§ **The problem**
Check every line for the word "JSON" and state how many lines have it. Reply with the number alone.

§ **Records to use**
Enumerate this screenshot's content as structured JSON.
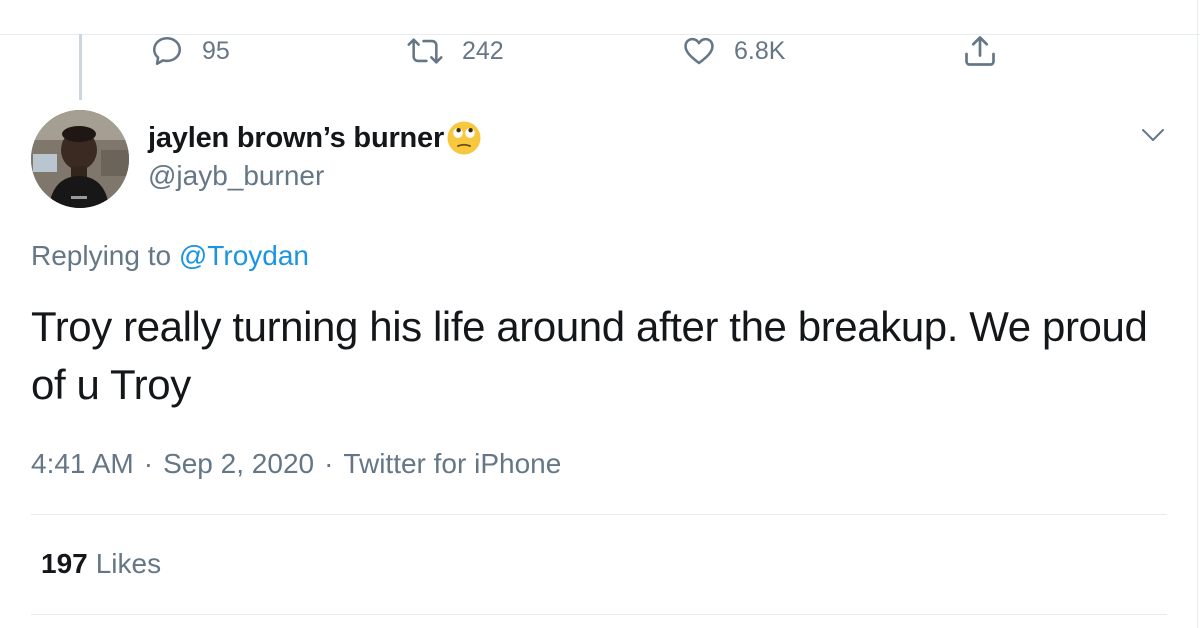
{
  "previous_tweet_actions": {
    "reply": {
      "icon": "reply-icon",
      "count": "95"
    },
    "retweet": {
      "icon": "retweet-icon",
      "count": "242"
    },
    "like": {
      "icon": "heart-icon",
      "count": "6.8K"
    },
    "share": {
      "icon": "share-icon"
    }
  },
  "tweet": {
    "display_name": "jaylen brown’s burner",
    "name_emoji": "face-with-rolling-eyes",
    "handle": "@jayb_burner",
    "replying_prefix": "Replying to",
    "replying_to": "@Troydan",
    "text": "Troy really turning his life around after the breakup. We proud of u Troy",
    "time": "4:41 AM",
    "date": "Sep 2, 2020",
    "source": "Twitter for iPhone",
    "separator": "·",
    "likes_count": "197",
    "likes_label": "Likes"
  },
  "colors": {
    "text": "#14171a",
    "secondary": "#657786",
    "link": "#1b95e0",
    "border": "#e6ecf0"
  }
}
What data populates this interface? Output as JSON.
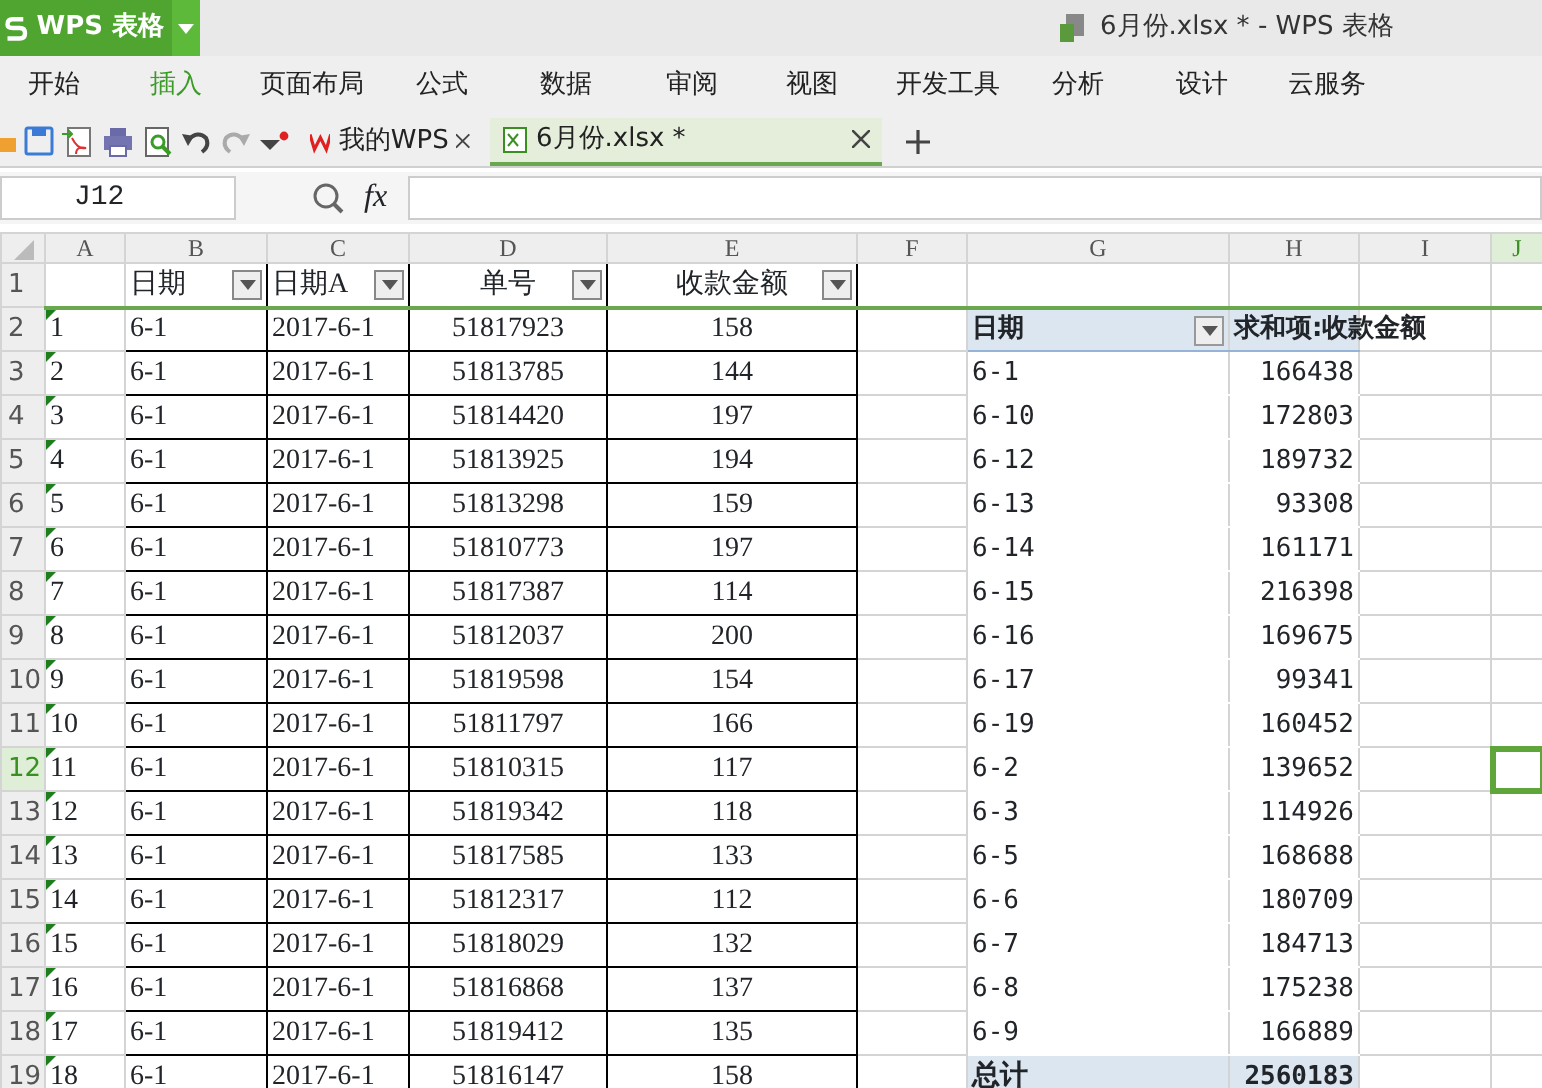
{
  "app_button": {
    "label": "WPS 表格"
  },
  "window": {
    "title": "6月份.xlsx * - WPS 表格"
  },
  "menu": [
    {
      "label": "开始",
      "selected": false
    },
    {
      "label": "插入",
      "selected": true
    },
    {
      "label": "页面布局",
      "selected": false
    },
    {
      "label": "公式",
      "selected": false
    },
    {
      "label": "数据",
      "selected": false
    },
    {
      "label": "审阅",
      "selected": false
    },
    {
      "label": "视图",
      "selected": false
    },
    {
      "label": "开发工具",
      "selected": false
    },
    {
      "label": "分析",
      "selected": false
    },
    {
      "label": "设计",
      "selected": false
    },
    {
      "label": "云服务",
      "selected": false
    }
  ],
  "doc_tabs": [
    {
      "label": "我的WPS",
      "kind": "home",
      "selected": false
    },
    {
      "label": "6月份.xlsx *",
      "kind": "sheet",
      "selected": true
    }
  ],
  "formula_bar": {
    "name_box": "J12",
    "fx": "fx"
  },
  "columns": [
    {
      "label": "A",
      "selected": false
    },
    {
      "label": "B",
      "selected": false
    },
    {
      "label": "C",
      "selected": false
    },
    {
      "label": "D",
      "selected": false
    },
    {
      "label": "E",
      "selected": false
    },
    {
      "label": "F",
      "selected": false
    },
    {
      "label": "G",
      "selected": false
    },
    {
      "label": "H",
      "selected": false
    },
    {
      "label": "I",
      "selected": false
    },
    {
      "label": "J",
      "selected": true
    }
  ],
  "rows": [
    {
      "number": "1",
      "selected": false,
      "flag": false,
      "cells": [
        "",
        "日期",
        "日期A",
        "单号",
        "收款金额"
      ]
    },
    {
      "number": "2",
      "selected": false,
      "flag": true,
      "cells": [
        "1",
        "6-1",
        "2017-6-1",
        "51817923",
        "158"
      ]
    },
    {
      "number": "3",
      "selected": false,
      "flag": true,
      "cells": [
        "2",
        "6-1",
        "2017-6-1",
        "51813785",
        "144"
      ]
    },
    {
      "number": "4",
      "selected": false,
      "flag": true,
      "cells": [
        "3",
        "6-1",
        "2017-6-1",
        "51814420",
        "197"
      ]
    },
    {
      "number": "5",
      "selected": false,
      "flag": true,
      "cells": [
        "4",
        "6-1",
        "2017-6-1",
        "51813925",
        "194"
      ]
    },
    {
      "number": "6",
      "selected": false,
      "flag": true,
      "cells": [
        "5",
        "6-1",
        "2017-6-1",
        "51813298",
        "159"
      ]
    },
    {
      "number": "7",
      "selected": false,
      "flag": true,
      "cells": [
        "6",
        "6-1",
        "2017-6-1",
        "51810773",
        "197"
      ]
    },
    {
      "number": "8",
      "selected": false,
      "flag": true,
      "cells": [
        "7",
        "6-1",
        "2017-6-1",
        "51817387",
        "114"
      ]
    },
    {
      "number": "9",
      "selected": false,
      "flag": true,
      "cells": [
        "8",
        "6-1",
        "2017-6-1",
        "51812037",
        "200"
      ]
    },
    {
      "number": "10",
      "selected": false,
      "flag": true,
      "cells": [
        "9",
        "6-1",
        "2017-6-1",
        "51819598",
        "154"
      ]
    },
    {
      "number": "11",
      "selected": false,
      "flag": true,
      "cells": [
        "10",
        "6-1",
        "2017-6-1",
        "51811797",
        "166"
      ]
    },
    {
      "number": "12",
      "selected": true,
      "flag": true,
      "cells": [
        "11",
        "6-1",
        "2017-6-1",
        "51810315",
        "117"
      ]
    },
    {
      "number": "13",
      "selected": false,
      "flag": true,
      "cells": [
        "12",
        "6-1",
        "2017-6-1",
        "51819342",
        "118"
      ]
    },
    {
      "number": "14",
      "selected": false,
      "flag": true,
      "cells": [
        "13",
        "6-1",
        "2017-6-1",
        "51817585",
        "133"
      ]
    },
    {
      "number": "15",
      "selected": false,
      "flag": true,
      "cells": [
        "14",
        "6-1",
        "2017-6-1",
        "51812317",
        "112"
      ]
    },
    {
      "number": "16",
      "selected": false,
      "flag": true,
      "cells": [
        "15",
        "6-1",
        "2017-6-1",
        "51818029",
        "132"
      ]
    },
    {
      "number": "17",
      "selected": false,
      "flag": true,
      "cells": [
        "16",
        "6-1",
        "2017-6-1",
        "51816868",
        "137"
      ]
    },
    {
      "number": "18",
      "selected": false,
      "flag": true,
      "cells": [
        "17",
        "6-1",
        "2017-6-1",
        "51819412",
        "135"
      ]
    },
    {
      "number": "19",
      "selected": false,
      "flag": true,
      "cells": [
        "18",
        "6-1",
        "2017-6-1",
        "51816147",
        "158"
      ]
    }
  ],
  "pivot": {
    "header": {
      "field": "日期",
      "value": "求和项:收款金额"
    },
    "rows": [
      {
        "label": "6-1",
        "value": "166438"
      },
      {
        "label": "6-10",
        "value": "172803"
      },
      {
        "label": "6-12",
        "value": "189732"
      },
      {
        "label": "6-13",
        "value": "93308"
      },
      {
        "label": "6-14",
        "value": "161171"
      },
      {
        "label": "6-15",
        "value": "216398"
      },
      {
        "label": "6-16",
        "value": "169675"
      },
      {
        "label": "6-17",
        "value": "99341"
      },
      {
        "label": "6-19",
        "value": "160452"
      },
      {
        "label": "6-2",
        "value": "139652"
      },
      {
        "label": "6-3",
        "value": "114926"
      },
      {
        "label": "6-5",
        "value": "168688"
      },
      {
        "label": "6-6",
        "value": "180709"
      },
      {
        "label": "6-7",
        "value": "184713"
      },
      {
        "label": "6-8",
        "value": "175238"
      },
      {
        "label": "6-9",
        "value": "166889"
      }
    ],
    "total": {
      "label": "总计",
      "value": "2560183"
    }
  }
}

§ **Solution**
2